[Source records]
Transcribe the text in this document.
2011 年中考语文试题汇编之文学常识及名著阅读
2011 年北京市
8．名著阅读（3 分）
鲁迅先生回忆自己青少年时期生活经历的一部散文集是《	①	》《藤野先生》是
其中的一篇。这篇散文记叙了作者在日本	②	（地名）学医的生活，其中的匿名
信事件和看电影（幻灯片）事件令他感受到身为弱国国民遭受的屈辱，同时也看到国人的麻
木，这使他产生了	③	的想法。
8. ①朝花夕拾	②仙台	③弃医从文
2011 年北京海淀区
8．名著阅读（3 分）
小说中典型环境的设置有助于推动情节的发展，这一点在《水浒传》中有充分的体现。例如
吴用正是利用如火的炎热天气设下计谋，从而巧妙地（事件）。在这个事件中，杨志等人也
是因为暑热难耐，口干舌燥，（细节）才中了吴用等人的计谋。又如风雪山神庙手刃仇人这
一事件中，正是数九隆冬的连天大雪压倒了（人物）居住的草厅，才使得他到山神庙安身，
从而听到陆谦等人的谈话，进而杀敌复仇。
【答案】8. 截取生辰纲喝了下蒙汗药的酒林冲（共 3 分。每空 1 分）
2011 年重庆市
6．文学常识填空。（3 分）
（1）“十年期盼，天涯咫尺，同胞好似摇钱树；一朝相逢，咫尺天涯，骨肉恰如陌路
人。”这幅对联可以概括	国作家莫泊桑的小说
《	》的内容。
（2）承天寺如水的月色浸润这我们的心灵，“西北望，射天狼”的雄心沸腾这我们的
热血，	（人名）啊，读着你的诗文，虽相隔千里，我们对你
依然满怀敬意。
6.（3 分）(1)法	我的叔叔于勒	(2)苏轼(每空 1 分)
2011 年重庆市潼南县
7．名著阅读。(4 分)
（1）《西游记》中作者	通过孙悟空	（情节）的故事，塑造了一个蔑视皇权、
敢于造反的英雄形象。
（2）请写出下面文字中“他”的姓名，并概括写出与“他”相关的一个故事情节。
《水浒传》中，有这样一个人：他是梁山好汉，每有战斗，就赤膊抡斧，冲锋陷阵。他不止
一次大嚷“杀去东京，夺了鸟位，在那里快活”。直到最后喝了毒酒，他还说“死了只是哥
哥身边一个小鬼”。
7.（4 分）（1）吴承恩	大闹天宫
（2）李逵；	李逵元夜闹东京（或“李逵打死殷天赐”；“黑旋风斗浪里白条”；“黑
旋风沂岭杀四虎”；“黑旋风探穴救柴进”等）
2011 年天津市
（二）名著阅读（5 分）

### [YOUR OBJECTIVE]
Exactly reproduce every line of the data above.

### [ANSWER FOR THE TASK]
Transcribe the text in this document.
2011 年中考语文试题汇编之文学常识及名著阅读
2011 年北京市
8．名著阅读（3 分）
鲁迅先生回忆自己青少年时期生活经历的一部散文集是《	①	》《藤野先生》是
其中的一篇。这篇散文记叙了作者在日本	②	（地名）学医的生活，其中的匿名
信事件和看电影（幻灯片）事件令他感受到身为弱国国民遭受的屈辱，同时也看到国人的麻
木，这使他产生了	③	的想法。
8. ①朝花夕拾	②仙台	③弃医从文
2011 年北京海淀区
8．名著阅读（3 分）
小说中典型环境的设置有助于推动情节的发展，这一点在《水浒传》中有充分的体现。例如
吴用正是利用如火的炎热天气设下计谋，从而巧妙地（事件）。在这个事件中，杨志等人也
是因为暑热难耐，口干舌燥，（细节）才中了吴用等人的计谋。又如风雪山神庙手刃仇人这
一事件中，正是数九隆冬的连天大雪压倒了（人物）居住的草厅，才使得他到山神庙安身，
从而听到陆谦等人的谈话，进而杀敌复仇。
【答案】8. 截取生辰纲喝了下蒙汗药的酒林冲（共 3 分。每空 1 分）
2011 年重庆市
6．文学常识填空。（3 分）
（1）“十年期盼，天涯咫尺，同胞好似摇钱树；一朝相逢，咫尺天涯，骨肉恰如陌路
人。”这幅对联可以概括	国作家莫泊桑的小说
《	》的内容。
（2）承天寺如水的月色浸润这我们的心灵，“西北望，射天狼”的雄心沸腾这我们的
热血，	（人名）啊，读着你的诗文，虽相隔千里，我们对你
依然满怀敬意。
6.（3 分）(1)法	我的叔叔于勒	(2)苏轼(每空 1 分)
2011 年重庆市潼南县
7．名著阅读。(4 分)
（1）《西游记》中作者	通过孙悟空	（情节）的故事，塑造了一个蔑视皇权、
敢于造反的英雄形象。
（2）请写出下面文字中“他”的姓名，并概括写出与“他”相关的一个故事情节。
《水浒传》中，有这样一个人：他是梁山好汉，每有战斗，就赤膊抡斧，冲锋陷阵。他不止
一次大嚷“杀去东京，夺了鸟位，在那里快活”。直到最后喝了毒酒，他还说“死了只是哥
哥身边一个小鬼”。
7.（4 分）（1）吴承恩	大闹天宫
（2）李逵；	李逵元夜闹东京（或“李逵打死殷天赐”；“黑旋风斗浪里白条”；“黑
旋风沂岭杀四虎”；“黑旋风探穴救柴进”等）
2011 年天津市
（二）名著阅读（5 分）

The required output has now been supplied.